··· SOURCE RECORDS ···

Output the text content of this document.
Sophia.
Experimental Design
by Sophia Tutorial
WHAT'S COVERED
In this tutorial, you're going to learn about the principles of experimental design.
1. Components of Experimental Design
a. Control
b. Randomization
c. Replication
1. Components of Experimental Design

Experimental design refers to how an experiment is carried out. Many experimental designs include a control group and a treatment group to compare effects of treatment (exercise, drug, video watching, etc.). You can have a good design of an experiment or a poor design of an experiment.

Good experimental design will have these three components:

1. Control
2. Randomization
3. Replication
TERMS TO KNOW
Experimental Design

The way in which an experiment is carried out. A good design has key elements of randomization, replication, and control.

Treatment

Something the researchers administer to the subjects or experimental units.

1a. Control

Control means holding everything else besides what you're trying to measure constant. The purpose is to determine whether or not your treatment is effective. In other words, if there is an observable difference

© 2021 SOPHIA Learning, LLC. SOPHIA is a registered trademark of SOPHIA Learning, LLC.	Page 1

···

# [TASK DIRECTIONS]
Make an exact copy of every line in the data.

# [ANSWER TO THIS PROBLEM]
Output the text content of this document.
Sophia.
Experimental Design
by Sophia Tutorial
WHAT'S COVERED
In this tutorial, you're going to learn about the principles of experimental design.
1. Components of Experimental Design
a. Control
b. Randomization
c. Replication
1. Components of Experimental Design

Experimental design refers to how an experiment is carried out. Many experimental designs include a control group and a treatment group to compare effects of treatment (exercise, drug, video watching, etc.). You can have a good design of an experiment or a poor design of an experiment.

Good experimental design will have these three components:

1. Control
2. Randomization
3. Replication
TERMS TO KNOW
Experimental Design

The way in which an experiment is carried out. A good design has key elements of randomization, replication, and control.

Treatment

Something the researchers administer to the subjects or experimental units.

1a. Control

Control means holding everything else besides what you're trying to measure constant. The purpose is to determine whether or not your treatment is effective. In other words, if there is an observable difference

© 2021 SOPHIA Learning, LLC. SOPHIA is a registered trademark of SOPHIA Learning, LLC.	Page 1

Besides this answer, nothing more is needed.